**TASK INSTRUCTIONS**:
Find how many lines in the material contain "hole"; your answer should be that number alone.

########################################

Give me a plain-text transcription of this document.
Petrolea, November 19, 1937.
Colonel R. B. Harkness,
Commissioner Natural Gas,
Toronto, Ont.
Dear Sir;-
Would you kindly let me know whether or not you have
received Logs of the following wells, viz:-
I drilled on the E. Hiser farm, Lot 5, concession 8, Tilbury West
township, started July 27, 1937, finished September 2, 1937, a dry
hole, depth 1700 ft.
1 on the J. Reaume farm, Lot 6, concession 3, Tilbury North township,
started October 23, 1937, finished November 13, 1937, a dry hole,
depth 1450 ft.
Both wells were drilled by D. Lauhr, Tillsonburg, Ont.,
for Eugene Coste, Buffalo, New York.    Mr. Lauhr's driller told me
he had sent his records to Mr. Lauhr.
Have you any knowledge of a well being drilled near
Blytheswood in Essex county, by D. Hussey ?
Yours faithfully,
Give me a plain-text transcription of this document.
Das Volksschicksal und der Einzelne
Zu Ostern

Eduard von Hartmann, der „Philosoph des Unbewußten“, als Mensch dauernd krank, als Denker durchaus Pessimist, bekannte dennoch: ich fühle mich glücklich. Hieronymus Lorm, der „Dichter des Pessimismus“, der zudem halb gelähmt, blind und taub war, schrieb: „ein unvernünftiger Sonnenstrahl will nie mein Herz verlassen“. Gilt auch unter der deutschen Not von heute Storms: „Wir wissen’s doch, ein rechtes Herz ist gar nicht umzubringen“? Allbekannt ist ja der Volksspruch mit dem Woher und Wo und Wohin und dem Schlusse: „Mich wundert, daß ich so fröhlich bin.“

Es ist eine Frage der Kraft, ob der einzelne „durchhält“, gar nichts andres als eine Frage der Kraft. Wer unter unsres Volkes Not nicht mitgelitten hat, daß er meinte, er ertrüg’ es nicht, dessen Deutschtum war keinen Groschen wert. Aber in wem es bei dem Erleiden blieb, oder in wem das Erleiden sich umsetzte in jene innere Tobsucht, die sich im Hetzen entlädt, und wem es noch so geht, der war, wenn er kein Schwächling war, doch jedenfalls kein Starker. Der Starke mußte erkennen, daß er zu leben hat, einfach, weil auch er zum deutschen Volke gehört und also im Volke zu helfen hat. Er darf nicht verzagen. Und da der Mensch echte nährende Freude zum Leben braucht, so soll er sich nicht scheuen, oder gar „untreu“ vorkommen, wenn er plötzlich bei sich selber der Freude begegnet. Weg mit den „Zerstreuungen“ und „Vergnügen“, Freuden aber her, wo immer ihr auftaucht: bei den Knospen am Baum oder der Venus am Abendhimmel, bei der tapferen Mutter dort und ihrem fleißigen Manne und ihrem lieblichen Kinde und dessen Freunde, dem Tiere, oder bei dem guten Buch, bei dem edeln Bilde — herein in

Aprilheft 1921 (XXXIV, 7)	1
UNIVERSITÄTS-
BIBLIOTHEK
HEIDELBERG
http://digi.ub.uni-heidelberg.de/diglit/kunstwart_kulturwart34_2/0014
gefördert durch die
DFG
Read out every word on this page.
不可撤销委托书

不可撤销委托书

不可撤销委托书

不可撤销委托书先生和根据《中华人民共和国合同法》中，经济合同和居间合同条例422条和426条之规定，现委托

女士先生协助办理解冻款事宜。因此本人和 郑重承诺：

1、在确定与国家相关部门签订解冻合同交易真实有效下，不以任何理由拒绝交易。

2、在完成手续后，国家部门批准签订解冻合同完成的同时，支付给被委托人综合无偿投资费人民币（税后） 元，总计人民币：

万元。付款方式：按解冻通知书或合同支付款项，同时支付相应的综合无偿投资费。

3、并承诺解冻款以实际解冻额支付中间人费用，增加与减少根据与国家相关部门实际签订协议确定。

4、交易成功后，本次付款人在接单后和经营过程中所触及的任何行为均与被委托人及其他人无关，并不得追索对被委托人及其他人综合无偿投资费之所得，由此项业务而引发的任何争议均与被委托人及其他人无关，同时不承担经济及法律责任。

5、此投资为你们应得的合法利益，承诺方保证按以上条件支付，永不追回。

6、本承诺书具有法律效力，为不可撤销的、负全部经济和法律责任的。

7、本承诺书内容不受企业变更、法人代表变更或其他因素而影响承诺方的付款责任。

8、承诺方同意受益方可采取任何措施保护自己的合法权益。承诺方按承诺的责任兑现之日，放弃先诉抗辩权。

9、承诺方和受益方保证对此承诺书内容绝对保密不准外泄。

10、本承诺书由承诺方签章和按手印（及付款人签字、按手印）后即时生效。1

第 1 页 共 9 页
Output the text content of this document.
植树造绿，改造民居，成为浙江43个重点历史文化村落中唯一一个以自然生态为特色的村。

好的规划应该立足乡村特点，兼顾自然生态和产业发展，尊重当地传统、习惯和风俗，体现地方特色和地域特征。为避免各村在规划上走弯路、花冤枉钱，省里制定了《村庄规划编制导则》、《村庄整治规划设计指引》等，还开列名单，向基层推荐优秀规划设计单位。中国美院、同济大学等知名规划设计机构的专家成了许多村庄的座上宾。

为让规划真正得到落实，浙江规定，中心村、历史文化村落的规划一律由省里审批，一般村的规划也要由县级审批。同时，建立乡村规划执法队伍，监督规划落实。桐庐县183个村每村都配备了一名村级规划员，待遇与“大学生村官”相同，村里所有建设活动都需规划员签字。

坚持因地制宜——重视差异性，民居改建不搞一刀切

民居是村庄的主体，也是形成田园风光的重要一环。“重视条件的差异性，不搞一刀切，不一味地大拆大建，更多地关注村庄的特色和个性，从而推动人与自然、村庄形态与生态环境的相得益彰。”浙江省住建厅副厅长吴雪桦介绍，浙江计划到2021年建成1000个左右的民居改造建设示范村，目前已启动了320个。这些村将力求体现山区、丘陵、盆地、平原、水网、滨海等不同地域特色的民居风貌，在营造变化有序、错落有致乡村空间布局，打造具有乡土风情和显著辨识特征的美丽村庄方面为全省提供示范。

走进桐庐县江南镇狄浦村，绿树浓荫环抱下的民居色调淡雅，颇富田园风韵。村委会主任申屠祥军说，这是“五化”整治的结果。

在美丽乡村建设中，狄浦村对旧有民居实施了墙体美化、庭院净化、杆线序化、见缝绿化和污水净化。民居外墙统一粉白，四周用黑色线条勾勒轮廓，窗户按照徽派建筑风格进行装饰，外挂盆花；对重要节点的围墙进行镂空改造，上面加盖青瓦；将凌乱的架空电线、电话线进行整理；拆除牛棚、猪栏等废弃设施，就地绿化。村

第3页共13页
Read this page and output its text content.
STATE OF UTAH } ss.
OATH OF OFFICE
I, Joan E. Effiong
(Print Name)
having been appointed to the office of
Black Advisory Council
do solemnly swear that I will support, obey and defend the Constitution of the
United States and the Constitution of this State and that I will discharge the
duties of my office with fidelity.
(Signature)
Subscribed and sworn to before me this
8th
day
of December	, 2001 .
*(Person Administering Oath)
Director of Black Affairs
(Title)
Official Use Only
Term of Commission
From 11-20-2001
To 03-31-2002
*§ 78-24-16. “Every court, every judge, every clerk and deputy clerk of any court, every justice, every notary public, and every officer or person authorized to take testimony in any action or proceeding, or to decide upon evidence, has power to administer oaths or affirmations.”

########################################

**WRITTEN REPLY**:
2